> _Problem details_: Examine the entries and show every line in which the word "this" is found.

[Structured figure records]

__________

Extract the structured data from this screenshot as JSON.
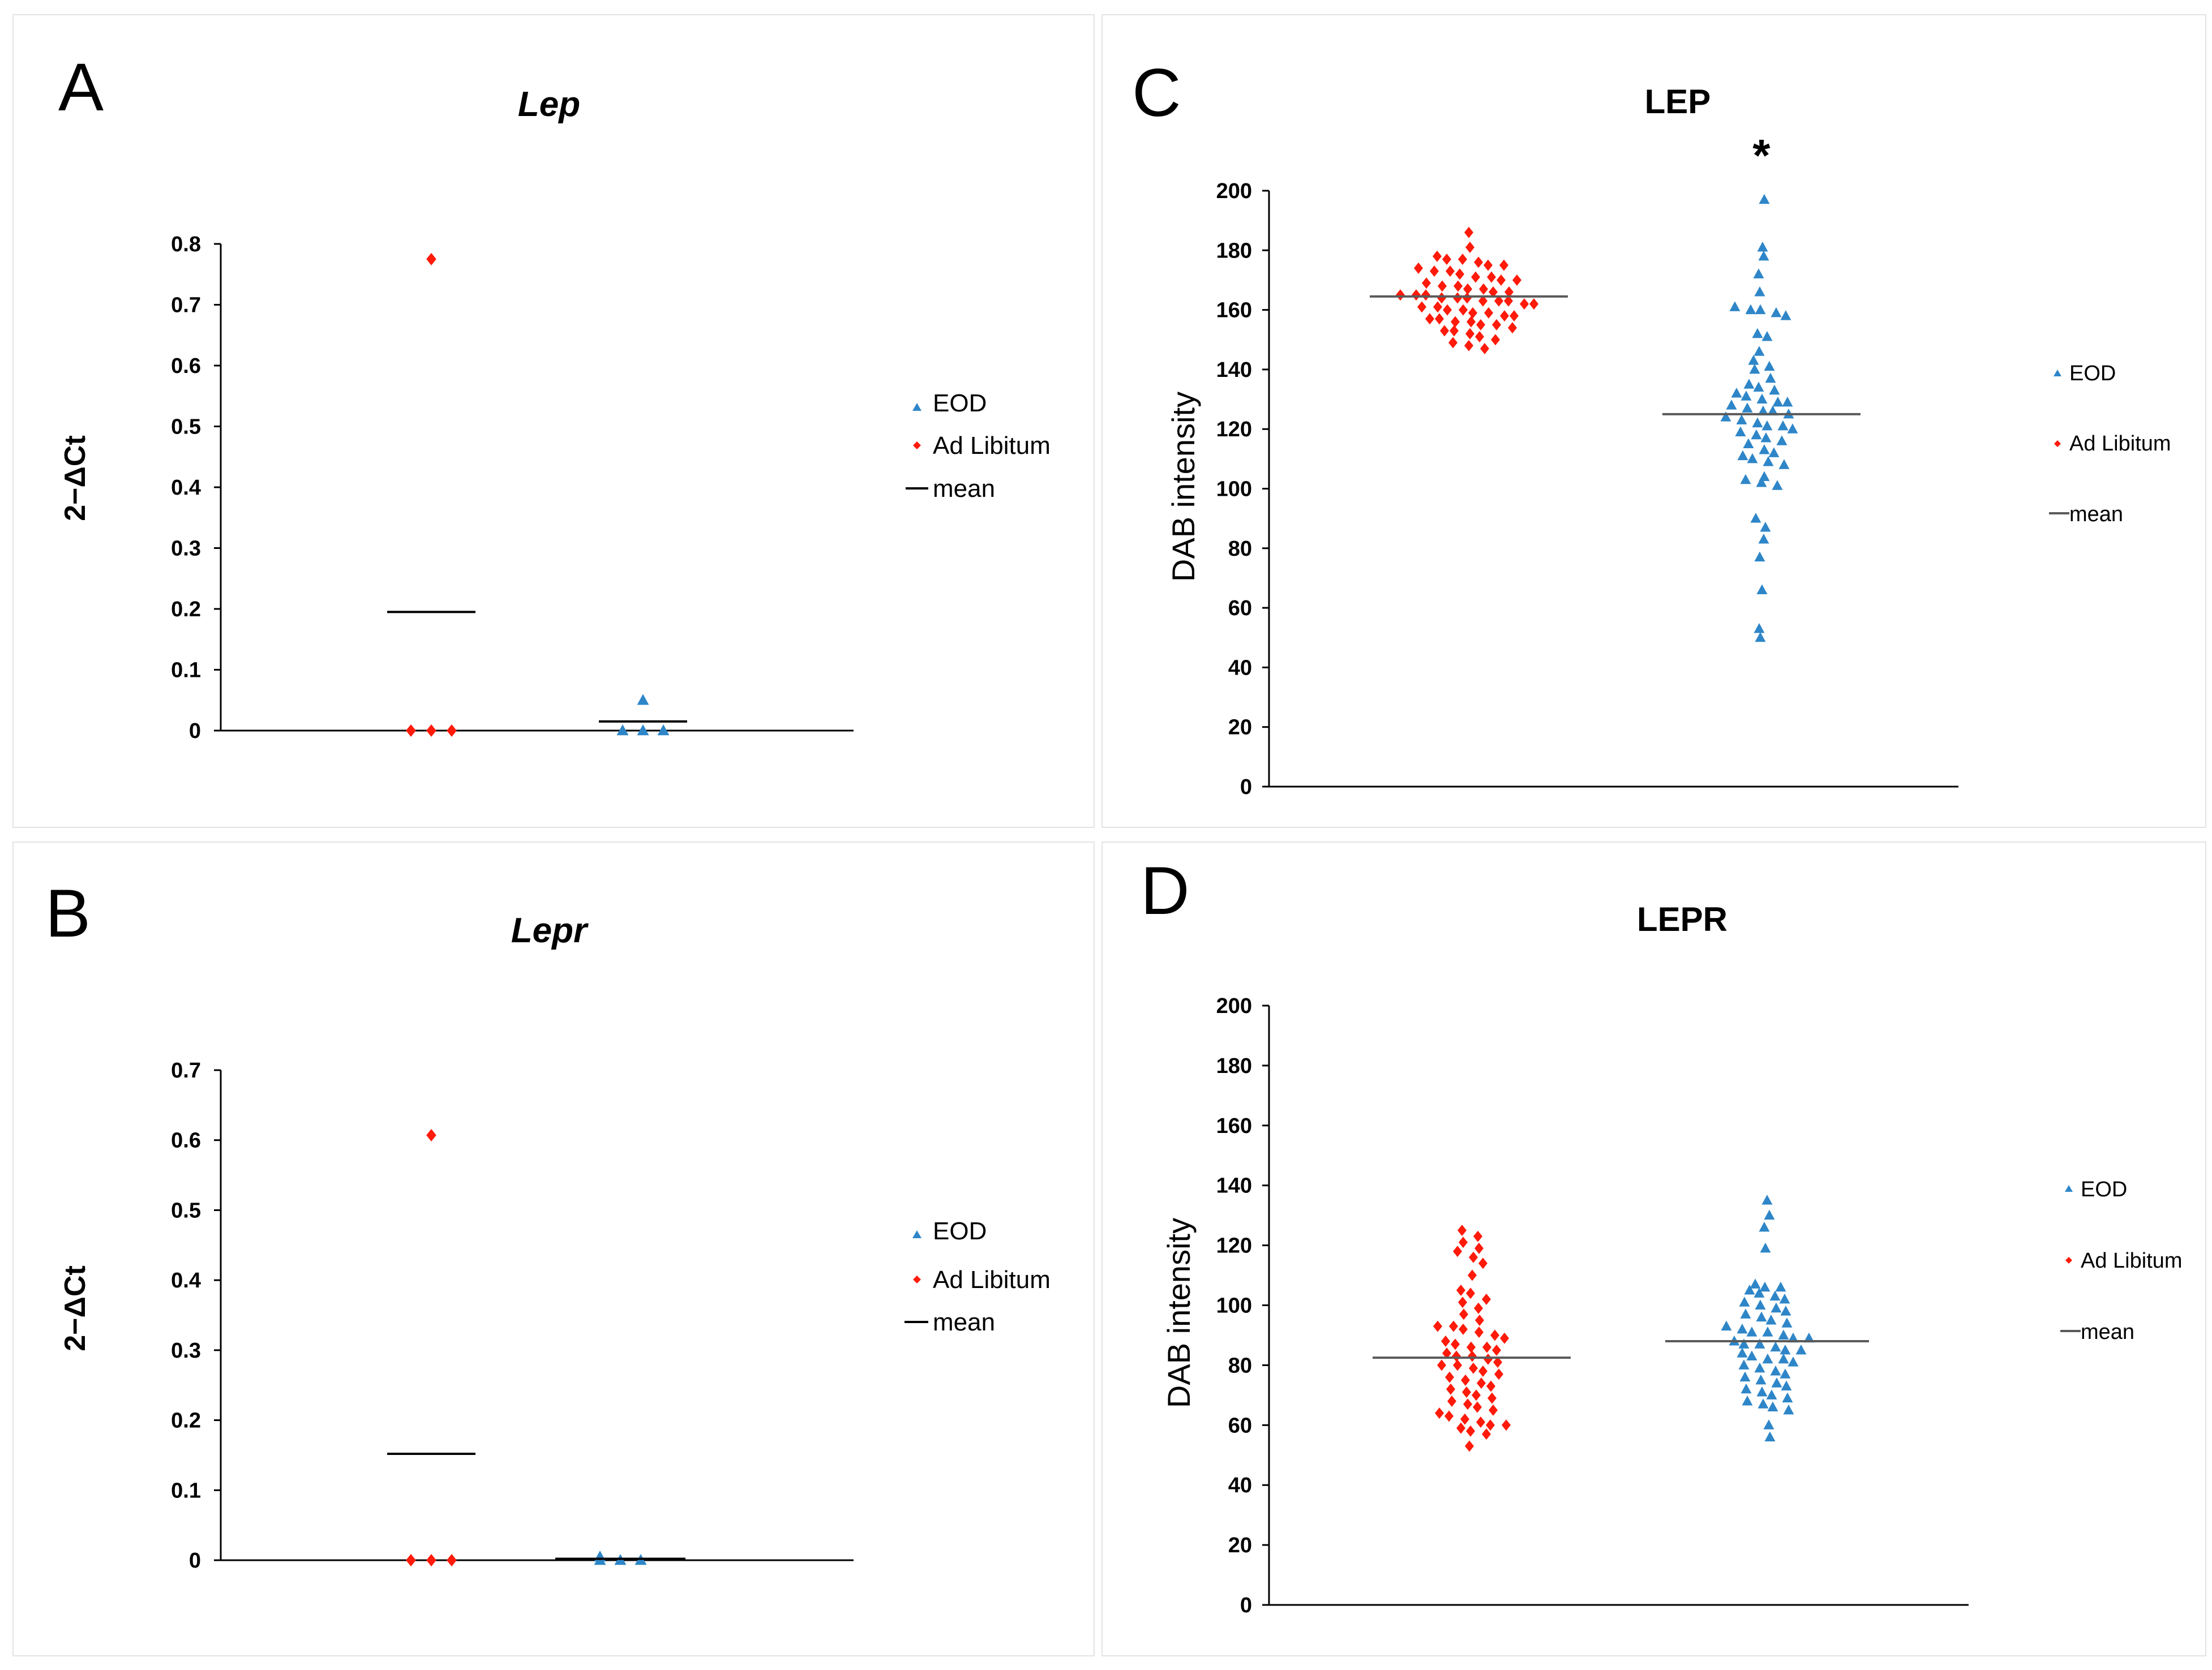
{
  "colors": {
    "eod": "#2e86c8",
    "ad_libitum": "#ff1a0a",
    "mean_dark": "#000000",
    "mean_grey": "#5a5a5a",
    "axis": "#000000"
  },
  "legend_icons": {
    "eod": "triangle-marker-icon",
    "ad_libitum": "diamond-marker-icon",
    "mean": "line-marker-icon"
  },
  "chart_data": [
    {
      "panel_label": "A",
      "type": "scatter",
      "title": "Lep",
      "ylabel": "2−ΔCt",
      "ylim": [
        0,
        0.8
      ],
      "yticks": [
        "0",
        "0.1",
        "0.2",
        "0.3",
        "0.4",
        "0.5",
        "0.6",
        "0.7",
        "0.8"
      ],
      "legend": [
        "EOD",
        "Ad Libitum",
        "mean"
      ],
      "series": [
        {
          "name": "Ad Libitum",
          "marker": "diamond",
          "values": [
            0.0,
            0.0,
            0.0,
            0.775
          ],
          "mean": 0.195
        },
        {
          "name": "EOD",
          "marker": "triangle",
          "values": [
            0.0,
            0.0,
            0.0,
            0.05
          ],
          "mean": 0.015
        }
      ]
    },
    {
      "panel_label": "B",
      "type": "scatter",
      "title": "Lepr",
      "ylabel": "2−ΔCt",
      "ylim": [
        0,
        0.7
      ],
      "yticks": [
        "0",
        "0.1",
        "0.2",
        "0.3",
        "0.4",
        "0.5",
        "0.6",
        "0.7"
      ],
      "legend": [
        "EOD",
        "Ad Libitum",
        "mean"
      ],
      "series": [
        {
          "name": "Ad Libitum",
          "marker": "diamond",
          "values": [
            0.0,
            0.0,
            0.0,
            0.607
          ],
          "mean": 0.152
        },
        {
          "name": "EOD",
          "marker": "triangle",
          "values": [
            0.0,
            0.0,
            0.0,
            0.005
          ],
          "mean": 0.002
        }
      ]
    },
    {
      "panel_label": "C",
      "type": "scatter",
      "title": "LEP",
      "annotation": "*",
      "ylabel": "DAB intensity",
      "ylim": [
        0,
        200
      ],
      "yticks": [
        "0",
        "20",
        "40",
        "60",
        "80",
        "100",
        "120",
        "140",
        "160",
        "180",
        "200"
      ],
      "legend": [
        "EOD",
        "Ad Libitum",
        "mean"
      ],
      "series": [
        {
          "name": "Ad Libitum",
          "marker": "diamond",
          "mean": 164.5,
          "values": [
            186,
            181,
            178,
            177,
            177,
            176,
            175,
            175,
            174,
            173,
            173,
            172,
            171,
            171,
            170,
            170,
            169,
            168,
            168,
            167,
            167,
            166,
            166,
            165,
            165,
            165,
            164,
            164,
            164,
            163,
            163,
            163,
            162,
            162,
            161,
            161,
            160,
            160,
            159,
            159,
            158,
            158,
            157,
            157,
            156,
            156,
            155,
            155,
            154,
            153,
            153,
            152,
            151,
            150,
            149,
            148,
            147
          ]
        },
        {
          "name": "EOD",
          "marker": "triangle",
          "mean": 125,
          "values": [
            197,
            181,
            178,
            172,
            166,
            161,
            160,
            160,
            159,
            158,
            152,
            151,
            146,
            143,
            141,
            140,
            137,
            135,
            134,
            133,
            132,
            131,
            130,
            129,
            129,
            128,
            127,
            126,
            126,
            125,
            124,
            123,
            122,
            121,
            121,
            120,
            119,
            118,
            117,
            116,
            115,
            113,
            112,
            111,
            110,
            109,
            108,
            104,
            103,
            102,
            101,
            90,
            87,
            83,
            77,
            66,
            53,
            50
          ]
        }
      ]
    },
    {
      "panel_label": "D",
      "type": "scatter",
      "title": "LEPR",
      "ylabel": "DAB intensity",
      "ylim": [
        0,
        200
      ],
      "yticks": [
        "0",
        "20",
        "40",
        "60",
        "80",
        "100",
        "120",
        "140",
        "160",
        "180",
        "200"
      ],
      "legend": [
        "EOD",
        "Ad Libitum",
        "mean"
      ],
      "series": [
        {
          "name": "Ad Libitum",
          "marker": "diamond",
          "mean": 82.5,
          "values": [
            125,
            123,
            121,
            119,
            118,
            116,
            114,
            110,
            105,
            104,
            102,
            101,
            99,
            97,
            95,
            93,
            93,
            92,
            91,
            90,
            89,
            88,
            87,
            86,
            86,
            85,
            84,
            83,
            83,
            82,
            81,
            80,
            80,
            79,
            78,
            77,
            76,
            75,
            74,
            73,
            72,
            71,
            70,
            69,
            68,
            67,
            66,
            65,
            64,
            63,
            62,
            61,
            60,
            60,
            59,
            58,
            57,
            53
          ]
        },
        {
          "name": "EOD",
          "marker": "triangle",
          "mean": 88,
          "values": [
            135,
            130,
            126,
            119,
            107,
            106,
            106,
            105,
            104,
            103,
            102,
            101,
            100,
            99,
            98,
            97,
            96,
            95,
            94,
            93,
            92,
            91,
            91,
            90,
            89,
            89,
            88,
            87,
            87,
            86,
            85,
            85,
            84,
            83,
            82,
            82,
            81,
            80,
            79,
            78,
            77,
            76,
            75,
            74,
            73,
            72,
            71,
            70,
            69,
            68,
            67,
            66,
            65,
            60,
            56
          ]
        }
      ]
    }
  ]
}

__________

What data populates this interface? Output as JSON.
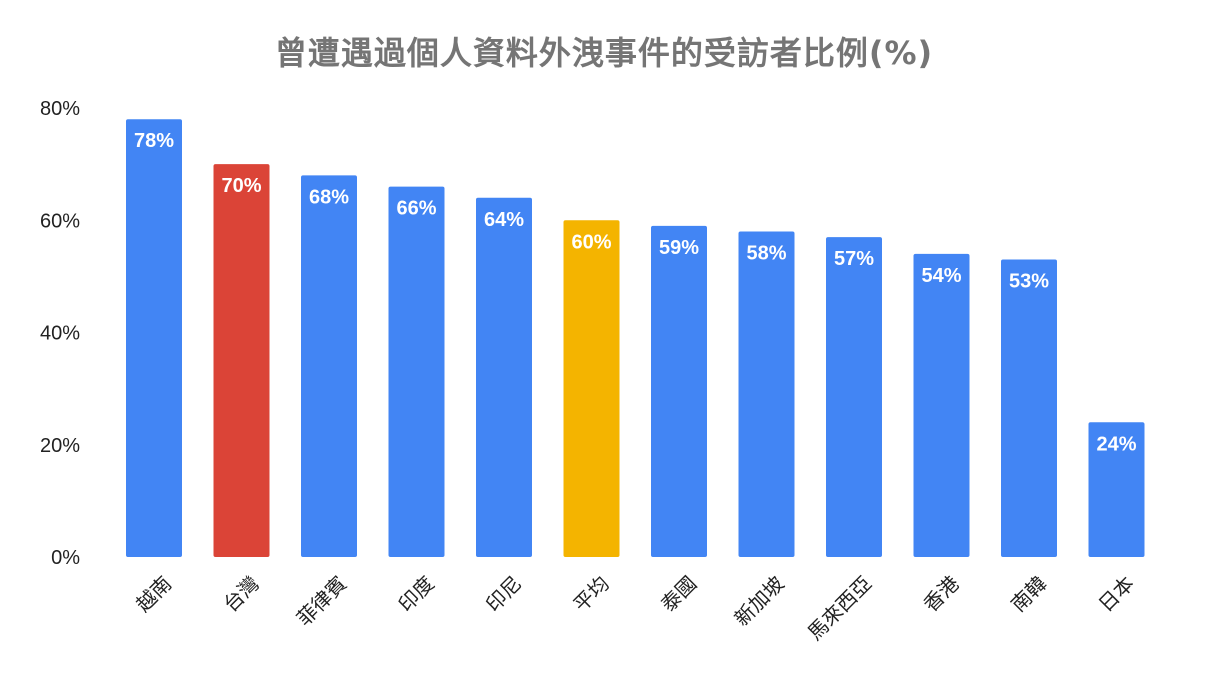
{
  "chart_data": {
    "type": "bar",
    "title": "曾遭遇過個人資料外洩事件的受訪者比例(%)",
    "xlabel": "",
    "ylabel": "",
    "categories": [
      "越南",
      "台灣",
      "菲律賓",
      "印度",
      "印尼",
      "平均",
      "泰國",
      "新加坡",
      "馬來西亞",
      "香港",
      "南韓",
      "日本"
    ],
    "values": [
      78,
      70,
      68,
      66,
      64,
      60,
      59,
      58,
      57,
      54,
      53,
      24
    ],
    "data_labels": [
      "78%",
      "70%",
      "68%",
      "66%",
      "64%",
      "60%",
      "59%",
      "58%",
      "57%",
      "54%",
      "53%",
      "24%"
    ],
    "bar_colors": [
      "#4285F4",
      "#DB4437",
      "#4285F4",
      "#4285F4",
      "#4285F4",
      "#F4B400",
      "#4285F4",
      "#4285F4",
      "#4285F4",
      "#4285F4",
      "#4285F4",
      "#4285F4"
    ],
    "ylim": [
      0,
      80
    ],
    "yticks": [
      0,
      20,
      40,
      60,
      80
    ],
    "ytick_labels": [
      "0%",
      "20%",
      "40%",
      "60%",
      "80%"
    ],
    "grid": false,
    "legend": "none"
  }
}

__________

> _Expected answer_:
Extract the structured data from this screenshot as JSON.
What data populates this interface? Output as JSON.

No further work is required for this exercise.